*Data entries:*

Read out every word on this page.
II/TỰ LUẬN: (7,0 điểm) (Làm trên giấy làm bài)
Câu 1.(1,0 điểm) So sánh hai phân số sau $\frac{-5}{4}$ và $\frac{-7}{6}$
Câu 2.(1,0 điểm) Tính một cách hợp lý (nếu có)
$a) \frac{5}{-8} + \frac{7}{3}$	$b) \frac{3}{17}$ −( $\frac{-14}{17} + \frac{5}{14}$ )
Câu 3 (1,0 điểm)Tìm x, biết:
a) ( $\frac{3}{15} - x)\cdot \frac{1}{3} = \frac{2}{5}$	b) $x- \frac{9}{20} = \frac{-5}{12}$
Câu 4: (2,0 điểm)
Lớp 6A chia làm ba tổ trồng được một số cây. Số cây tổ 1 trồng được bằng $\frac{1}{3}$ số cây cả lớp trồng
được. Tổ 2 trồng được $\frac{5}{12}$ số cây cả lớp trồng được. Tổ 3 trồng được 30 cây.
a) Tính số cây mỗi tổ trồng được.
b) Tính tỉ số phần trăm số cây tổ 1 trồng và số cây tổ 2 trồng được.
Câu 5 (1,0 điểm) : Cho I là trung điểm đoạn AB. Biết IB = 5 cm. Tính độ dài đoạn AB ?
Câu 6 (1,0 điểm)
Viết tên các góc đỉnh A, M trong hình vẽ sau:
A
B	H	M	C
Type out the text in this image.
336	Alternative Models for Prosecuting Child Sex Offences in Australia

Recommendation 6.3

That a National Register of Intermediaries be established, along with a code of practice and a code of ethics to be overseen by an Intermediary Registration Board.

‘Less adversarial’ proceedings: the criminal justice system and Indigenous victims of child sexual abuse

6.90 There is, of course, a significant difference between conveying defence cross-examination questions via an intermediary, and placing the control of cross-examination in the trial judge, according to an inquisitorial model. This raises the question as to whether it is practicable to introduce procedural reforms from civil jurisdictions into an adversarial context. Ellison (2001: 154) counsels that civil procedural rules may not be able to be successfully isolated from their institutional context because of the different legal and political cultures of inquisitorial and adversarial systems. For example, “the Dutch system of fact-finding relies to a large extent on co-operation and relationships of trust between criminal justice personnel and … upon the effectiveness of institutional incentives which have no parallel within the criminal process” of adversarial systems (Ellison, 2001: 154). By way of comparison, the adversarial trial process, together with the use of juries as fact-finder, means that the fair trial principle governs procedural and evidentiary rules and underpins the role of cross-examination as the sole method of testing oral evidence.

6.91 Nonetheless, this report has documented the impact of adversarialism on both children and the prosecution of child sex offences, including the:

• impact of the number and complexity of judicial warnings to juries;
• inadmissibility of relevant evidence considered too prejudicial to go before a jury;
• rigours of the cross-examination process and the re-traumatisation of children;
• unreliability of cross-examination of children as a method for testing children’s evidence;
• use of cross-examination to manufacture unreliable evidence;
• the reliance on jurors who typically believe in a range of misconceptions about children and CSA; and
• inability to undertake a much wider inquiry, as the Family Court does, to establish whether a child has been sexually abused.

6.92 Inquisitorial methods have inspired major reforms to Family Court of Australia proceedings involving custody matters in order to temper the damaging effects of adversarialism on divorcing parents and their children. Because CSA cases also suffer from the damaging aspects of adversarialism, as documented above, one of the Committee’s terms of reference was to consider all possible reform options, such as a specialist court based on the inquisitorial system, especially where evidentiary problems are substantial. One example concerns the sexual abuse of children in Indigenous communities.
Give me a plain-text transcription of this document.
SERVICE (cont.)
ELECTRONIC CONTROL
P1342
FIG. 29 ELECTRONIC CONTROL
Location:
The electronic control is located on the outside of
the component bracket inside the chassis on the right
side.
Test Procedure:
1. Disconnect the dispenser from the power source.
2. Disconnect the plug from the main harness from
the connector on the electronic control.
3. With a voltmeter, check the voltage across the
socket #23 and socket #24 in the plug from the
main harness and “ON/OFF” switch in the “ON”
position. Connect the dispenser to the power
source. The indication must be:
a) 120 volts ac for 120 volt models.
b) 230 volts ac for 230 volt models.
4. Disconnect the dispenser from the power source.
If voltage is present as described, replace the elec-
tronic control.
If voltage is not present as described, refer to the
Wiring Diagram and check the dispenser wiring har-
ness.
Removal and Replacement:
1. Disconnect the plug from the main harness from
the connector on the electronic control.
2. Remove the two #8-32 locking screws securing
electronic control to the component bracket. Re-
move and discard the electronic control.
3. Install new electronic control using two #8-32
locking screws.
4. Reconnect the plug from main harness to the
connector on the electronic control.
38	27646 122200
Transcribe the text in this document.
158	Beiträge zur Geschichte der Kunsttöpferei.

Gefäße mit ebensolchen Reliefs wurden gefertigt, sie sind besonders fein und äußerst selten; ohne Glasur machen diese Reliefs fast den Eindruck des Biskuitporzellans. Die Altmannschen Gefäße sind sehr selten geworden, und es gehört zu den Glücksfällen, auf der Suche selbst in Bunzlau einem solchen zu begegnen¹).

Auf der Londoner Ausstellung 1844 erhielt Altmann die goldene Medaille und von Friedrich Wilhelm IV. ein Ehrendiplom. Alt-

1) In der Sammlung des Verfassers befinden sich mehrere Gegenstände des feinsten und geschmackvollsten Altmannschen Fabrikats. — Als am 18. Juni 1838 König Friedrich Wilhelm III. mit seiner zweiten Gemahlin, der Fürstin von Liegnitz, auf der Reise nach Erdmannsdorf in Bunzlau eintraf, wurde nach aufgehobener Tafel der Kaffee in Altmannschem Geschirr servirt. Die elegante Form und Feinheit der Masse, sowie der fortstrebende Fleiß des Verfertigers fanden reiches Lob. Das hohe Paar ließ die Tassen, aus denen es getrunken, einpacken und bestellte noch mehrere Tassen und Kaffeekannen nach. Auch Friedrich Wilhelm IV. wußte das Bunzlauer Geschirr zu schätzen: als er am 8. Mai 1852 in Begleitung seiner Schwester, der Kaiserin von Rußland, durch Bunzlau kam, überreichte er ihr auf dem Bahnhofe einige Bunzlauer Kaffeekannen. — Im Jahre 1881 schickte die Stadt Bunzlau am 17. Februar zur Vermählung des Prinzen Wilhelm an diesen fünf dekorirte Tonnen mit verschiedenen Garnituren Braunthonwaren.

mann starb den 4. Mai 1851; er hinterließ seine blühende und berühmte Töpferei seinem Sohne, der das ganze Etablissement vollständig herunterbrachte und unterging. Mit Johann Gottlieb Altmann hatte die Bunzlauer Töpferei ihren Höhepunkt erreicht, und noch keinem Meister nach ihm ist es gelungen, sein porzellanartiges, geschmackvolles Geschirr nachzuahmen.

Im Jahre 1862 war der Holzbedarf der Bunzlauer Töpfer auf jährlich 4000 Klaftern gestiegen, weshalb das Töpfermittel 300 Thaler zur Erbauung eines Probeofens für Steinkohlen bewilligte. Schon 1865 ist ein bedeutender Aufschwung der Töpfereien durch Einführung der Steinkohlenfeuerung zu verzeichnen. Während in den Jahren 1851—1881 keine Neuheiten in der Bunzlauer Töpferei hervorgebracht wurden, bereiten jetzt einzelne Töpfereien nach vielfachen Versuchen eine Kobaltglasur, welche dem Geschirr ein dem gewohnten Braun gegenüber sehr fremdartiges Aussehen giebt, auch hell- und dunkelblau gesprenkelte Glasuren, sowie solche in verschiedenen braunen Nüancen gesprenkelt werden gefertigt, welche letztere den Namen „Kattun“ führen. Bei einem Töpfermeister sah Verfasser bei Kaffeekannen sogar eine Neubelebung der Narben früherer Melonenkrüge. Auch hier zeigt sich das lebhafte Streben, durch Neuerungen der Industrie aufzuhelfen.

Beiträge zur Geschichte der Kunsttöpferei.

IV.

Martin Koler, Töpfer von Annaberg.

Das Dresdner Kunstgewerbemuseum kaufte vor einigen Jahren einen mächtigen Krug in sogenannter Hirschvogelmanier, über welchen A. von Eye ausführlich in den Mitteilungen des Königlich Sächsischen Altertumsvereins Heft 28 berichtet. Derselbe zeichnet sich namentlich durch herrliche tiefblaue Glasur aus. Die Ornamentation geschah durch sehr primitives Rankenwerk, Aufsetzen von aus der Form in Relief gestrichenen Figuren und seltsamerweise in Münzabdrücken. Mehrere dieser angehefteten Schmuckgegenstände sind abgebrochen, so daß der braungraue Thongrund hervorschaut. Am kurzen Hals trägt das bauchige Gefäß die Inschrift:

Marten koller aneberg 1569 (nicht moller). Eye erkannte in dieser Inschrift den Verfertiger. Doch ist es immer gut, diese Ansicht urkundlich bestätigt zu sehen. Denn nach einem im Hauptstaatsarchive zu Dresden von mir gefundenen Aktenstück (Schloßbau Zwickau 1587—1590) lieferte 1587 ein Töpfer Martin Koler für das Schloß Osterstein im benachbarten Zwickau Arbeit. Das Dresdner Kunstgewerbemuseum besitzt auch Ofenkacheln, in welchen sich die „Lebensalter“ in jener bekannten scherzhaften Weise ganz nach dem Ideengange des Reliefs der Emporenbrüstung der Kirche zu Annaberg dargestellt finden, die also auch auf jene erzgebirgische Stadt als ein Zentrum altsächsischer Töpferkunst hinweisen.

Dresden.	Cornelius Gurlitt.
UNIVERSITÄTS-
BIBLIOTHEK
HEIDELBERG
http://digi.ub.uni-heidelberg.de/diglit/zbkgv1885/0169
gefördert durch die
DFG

*Your instructions:*
Copy every line of the listing containing the string "power".

*Correct response:*
1. Disconnect the dispenser from the power source.
position. Connect the dispenser to the power
4. Disconnect the dispenser from the power source.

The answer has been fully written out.